▶ [Goal of the exercise]
The records below must be transcribed exactly. Do not include the pictures.

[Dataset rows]
□ □ □ □ □ □ □

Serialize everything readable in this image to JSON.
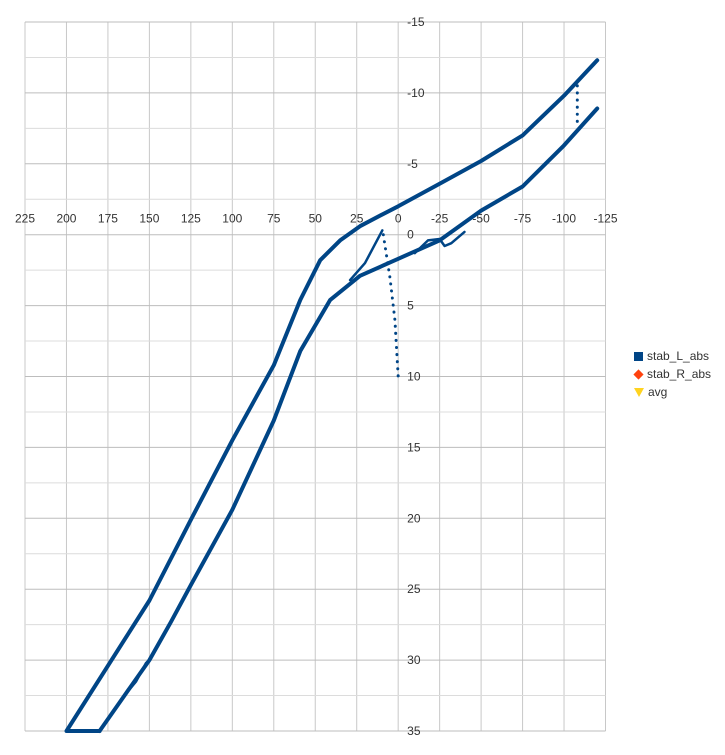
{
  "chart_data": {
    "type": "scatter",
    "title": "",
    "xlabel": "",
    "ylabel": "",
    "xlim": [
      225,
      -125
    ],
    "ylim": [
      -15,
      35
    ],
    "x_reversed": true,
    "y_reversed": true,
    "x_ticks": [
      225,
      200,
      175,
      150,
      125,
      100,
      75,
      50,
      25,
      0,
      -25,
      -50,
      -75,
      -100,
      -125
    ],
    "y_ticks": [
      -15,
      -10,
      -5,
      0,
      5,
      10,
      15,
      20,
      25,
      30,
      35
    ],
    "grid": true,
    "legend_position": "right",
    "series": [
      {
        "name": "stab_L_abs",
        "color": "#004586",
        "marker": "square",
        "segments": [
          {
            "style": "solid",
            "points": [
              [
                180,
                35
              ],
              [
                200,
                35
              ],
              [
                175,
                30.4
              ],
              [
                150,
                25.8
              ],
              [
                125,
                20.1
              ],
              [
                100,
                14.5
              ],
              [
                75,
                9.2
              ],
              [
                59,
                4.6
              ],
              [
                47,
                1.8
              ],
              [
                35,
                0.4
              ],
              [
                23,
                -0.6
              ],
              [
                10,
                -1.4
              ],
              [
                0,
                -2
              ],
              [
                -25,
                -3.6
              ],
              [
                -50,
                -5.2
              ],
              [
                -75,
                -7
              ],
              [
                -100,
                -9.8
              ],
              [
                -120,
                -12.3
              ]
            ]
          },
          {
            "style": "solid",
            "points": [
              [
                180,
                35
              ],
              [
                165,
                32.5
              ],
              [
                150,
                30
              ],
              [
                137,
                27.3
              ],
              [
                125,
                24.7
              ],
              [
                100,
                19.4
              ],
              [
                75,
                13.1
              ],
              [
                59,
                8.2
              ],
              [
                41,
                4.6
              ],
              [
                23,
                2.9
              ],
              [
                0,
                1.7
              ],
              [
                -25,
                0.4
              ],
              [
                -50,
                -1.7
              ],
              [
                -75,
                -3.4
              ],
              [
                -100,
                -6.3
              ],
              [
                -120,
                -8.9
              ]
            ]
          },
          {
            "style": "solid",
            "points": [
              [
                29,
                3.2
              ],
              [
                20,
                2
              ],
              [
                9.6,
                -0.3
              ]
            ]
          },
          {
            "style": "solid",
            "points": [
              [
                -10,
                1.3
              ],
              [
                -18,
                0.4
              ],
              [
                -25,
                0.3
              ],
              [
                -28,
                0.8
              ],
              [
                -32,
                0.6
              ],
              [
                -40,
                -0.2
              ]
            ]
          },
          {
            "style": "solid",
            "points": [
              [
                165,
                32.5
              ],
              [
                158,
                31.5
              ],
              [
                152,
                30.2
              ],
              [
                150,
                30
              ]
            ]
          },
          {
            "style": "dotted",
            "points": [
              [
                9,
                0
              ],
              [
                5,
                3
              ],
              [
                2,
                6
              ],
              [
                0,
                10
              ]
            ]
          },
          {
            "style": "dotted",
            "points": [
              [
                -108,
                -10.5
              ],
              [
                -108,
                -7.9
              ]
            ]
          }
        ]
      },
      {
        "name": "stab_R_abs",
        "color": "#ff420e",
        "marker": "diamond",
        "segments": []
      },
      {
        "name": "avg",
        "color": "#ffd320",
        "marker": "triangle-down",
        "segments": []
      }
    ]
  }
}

□ □ □ □ □ □ □

▶ [Response to the task]
Serialize everything readable in this image to JSON.
{
  "chart_data": {
    "type": "scatter",
    "title": "",
    "xlabel": "",
    "ylabel": "",
    "xlim": [
      225,
      -125
    ],
    "ylim": [
      -15,
      35
    ],
    "x_reversed": true,
    "y_reversed": true,
    "x_ticks": [
      225,
      200,
      175,
      150,
      125,
      100,
      75,
      50,
      25,
      0,
      -25,
      -50,
      -75,
      -100,
      -125
    ],
    "y_ticks": [
      -15,
      -10,
      -5,
      0,
      5,
      10,
      15,
      20,
      25,
      30,
      35
    ],
    "grid": true,
    "legend_position": "right",
    "series": [
      {
        "name": "stab_L_abs",
        "color": "#004586",
        "marker": "square",
        "segments": [
          {
            "style": "solid",
            "points": [
              [
                180,
                35
              ],
              [
                200,
                35
              ],
              [
                175,
                30.4
              ],
              [
                150,
                25.8
              ],
              [
                125,
                20.1
              ],
              [
                100,
                14.5
              ],
              [
                75,
                9.2
              ],
              [
                59,
                4.6
              ],
              [
                47,
                1.8
              ],
              [
                35,
                0.4
              ],
              [
                23,
                -0.6
              ],
              [
                10,
                -1.4
              ],
              [
                0,
                -2
              ],
              [
                -25,
                -3.6
              ],
              [
                -50,
                -5.2
              ],
              [
                -75,
                -7
              ],
              [
                -100,
                -9.8
              ],
              [
                -120,
                -12.3
              ]
            ]
          },
          {
            "style": "solid",
            "points": [
              [
                180,
                35
              ],
              [
                165,
                32.5
              ],
              [
                150,
                30
              ],
              [
                137,
                27.3
              ],
              [
                125,
                24.7
              ],
              [
                100,
                19.4
              ],
              [
                75,
                13.1
              ],
              [
                59,
                8.2
              ],
              [
                41,
                4.6
              ],
              [
                23,
                2.9
              ],
              [
                0,
                1.7
              ],
              [
                -25,
                0.4
              ],
              [
                -50,
                -1.7
              ],
              [
                -75,
                -3.4
              ],
              [
                -100,
                -6.3
              ],
              [
                -120,
                -8.9
              ]
            ]
          },
          {
            "style": "solid",
            "points": [
              [
                29,
                3.2
              ],
              [
                20,
                2
              ],
              [
                9.6,
                -0.3
              ]
            ]
          },
          {
            "style": "solid",
            "points": [
              [
                -10,
                1.3
              ],
              [
                -18,
                0.4
              ],
              [
                -25,
                0.3
              ],
              [
                -28,
                0.8
              ],
              [
                -32,
                0.6
              ],
              [
                -40,
                -0.2
              ]
            ]
          },
          {
            "style": "solid",
            "points": [
              [
                165,
                32.5
              ],
              [
                158,
                31.5
              ],
              [
                152,
                30.2
              ],
              [
                150,
                30
              ]
            ]
          },
          {
            "style": "dotted",
            "points": [
              [
                9,
                0
              ],
              [
                5,
                3
              ],
              [
                2,
                6
              ],
              [
                0,
                10
              ]
            ]
          },
          {
            "style": "dotted",
            "points": [
              [
                -108,
                -10.5
              ],
              [
                -108,
                -7.9
              ]
            ]
          }
        ]
      },
      {
        "name": "stab_R_abs",
        "color": "#ff420e",
        "marker": "diamond",
        "segments": []
      },
      {
        "name": "avg",
        "color": "#ffd320",
        "marker": "triangle-down",
        "segments": []
      }
    ]
  }
}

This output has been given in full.